Records from a collection of figures:
-------

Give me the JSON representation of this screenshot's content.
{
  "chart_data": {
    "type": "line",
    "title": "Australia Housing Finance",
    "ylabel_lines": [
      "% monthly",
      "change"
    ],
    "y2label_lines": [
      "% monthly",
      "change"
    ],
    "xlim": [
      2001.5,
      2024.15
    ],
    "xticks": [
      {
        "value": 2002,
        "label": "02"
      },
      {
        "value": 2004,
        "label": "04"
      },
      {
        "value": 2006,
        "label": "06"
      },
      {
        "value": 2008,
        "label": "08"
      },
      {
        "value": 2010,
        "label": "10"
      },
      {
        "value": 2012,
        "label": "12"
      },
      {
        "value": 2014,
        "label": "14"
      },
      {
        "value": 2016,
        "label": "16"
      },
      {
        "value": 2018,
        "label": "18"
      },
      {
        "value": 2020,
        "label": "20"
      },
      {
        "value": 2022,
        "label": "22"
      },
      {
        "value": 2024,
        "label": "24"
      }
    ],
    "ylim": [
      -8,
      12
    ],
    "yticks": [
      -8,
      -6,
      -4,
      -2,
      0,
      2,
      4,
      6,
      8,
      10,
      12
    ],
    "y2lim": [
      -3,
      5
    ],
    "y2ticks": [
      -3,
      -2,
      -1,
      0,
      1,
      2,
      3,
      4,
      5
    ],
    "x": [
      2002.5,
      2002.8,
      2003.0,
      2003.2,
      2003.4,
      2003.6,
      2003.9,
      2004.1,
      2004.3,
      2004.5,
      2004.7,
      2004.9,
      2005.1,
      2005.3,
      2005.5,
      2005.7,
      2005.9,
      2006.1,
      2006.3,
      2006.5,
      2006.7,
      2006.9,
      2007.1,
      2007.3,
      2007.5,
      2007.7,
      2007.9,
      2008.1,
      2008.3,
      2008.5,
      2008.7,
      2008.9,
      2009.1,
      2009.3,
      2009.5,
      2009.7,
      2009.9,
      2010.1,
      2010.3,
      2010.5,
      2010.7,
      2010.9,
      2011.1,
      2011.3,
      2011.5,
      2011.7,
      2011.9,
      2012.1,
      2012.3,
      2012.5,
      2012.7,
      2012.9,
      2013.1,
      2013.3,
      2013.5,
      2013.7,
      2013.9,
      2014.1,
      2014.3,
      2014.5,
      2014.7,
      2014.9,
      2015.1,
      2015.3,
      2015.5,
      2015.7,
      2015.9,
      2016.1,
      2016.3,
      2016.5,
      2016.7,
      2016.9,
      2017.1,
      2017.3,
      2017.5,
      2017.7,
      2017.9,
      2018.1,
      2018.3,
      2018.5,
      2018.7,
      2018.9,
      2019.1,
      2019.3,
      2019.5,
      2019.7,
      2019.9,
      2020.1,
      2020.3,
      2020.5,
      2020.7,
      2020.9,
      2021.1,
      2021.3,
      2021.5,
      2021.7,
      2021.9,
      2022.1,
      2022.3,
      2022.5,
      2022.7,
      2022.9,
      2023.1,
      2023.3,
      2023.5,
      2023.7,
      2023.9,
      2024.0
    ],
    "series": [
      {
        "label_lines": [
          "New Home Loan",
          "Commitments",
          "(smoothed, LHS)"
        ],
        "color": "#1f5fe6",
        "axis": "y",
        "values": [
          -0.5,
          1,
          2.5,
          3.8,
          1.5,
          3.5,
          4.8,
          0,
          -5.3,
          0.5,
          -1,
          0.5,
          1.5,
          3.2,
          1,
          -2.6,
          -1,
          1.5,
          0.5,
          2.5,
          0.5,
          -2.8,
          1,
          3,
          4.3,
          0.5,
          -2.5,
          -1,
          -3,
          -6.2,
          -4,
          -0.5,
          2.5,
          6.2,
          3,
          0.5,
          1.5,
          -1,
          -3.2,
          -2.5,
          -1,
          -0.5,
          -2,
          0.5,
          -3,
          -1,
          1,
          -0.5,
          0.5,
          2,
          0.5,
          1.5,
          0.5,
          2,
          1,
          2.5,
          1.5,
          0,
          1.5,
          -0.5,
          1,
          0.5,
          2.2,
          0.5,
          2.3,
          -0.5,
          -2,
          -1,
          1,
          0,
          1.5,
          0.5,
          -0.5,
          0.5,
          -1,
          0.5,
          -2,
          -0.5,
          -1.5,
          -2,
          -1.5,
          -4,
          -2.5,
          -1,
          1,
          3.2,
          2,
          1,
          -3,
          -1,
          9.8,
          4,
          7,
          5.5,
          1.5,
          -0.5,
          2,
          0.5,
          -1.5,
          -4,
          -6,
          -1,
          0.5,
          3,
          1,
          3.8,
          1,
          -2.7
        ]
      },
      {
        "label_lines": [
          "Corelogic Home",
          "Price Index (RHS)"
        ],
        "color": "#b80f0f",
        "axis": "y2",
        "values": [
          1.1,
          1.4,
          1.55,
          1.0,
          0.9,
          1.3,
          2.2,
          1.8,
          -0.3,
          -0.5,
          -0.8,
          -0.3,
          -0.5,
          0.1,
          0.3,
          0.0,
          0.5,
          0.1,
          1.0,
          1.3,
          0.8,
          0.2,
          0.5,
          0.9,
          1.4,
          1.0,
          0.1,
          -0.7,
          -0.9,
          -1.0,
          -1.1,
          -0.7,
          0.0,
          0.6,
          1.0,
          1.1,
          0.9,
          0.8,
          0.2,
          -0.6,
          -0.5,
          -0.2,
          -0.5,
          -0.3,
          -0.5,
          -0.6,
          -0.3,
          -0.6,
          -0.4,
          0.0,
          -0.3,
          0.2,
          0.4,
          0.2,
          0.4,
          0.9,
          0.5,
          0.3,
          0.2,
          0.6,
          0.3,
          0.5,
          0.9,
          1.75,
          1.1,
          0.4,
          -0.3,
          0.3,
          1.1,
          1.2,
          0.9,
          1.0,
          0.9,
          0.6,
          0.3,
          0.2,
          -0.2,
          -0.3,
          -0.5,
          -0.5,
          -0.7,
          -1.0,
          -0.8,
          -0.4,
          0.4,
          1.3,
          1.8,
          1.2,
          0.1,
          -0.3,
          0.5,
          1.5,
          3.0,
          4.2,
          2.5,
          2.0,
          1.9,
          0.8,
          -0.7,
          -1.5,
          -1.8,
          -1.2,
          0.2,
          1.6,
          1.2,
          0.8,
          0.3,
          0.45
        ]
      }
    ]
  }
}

-------

## [What you need to do]
Nothing may be left out: return each entry exactly as it reads.

## [Solution to the problem]
Give me the JSON representation of this screenshot's content.
{
  "chart_data": {
    "type": "line",
    "title": "Australia Housing Finance",
    "ylabel_lines": [
      "% monthly",
      "change"
    ],
    "y2label_lines": [
      "% monthly",
      "change"
    ],
    "xlim": [
      2001.5,
      2024.15
    ],
    "xticks": [
      {
        "value": 2002,
        "label": "02"
      },
      {
        "value": 2004,
        "label": "04"
      },
      {
        "value": 2006,
        "label": "06"
      },
      {
        "value": 2008,
        "label": "08"
      },
      {
        "value": 2010,
        "label": "10"
      },
      {
        "value": 2012,
        "label": "12"
      },
      {
        "value": 2014,
        "label": "14"
      },
      {
        "value": 2016,
        "label": "16"
      },
      {
        "value": 2018,
        "label": "18"
      },
      {
        "value": 2020,
        "label": "20"
      },
      {
        "value": 2022,
        "label": "22"
      },
      {
        "value": 2024,
        "label": "24"
      }
    ],
    "ylim": [
      -8,
      12
    ],
    "yticks": [
      -8,
      -6,
      -4,
      -2,
      0,
      2,
      4,
      6,
      8,
      10,
      12
    ],
    "y2lim": [
      -3,
      5
    ],
    "y2ticks": [
      -3,
      -2,
      -1,
      0,
      1,
      2,
      3,
      4,
      5
    ],
    "x": [
      2002.5,
      2002.8,
      2003.0,
      2003.2,
      2003.4,
      2003.6,
      2003.9,
      2004.1,
      2004.3,
      2004.5,
      2004.7,
      2004.9,
      2005.1,
      2005.3,
      2005.5,
      2005.7,
      2005.9,
      2006.1,
      2006.3,
      2006.5,
      2006.7,
      2006.9,
      2007.1,
      2007.3,
      2007.5,
      2007.7,
      2007.9,
      2008.1,
      2008.3,
      2008.5,
      2008.7,
      2008.9,
      2009.1,
      2009.3,
      2009.5,
      2009.7,
      2009.9,
      2010.1,
      2010.3,
      2010.5,
      2010.7,
      2010.9,
      2011.1,
      2011.3,
      2011.5,
      2011.7,
      2011.9,
      2012.1,
      2012.3,
      2012.5,
      2012.7,
      2012.9,
      2013.1,
      2013.3,
      2013.5,
      2013.7,
      2013.9,
      2014.1,
      2014.3,
      2014.5,
      2014.7,
      2014.9,
      2015.1,
      2015.3,
      2015.5,
      2015.7,
      2015.9,
      2016.1,
      2016.3,
      2016.5,
      2016.7,
      2016.9,
      2017.1,
      2017.3,
      2017.5,
      2017.7,
      2017.9,
      2018.1,
      2018.3,
      2018.5,
      2018.7,
      2018.9,
      2019.1,
      2019.3,
      2019.5,
      2019.7,
      2019.9,
      2020.1,
      2020.3,
      2020.5,
      2020.7,
      2020.9,
      2021.1,
      2021.3,
      2021.5,
      2021.7,
      2021.9,
      2022.1,
      2022.3,
      2022.5,
      2022.7,
      2022.9,
      2023.1,
      2023.3,
      2023.5,
      2023.7,
      2023.9,
      2024.0
    ],
    "series": [
      {
        "label_lines": [
          "New Home Loan",
          "Commitments",
          "(smoothed, LHS)"
        ],
        "color": "#1f5fe6",
        "axis": "y",
        "values": [
          -0.5,
          1,
          2.5,
          3.8,
          1.5,
          3.5,
          4.8,
          0,
          -5.3,
          0.5,
          -1,
          0.5,
          1.5,
          3.2,
          1,
          -2.6,
          -1,
          1.5,
          0.5,
          2.5,
          0.5,
          -2.8,
          1,
          3,
          4.3,
          0.5,
          -2.5,
          -1,
          -3,
          -6.2,
          -4,
          -0.5,
          2.5,
          6.2,
          3,
          0.5,
          1.5,
          -1,
          -3.2,
          -2.5,
          -1,
          -0.5,
          -2,
          0.5,
          -3,
          -1,
          1,
          -0.5,
          0.5,
          2,
          0.5,
          1.5,
          0.5,
          2,
          1,
          2.5,
          1.5,
          0,
          1.5,
          -0.5,
          1,
          0.5,
          2.2,
          0.5,
          2.3,
          -0.5,
          -2,
          -1,
          1,
          0,
          1.5,
          0.5,
          -0.5,
          0.5,
          -1,
          0.5,
          -2,
          -0.5,
          -1.5,
          -2,
          -1.5,
          -4,
          -2.5,
          -1,
          1,
          3.2,
          2,
          1,
          -3,
          -1,
          9.8,
          4,
          7,
          5.5,
          1.5,
          -0.5,
          2,
          0.5,
          -1.5,
          -4,
          -6,
          -1,
          0.5,
          3,
          1,
          3.8,
          1,
          -2.7
        ]
      },
      {
        "label_lines": [
          "Corelogic Home",
          "Price Index (RHS)"
        ],
        "color": "#b80f0f",
        "axis": "y2",
        "values": [
          1.1,
          1.4,
          1.55,
          1.0,
          0.9,
          1.3,
          2.2,
          1.8,
          -0.3,
          -0.5,
          -0.8,
          -0.3,
          -0.5,
          0.1,
          0.3,
          0.0,
          0.5,
          0.1,
          1.0,
          1.3,
          0.8,
          0.2,
          0.5,
          0.9,
          1.4,
          1.0,
          0.1,
          -0.7,
          -0.9,
          -1.0,
          -1.1,
          -0.7,
          0.0,
          0.6,
          1.0,
          1.1,
          0.9,
          0.8,
          0.2,
          -0.6,
          -0.5,
          -0.2,
          -0.5,
          -0.3,
          -0.5,
          -0.6,
          -0.3,
          -0.6,
          -0.4,
          0.0,
          -0.3,
          0.2,
          0.4,
          0.2,
          0.4,
          0.9,
          0.5,
          0.3,
          0.2,
          0.6,
          0.3,
          0.5,
          0.9,
          1.75,
          1.1,
          0.4,
          -0.3,
          0.3,
          1.1,
          1.2,
          0.9,
          1.0,
          0.9,
          0.6,
          0.3,
          0.2,
          -0.2,
          -0.3,
          -0.5,
          -0.5,
          -0.7,
          -1.0,
          -0.8,
          -0.4,
          0.4,
          1.3,
          1.8,
          1.2,
          0.1,
          -0.3,
          0.5,
          1.5,
          3.0,
          4.2,
          2.5,
          2.0,
          1.9,
          0.8,
          -0.7,
          -1.5,
          -1.8,
          -1.2,
          0.2,
          1.6,
          1.2,
          0.8,
          0.3,
          0.45
        ]
      }
    ]
  }
}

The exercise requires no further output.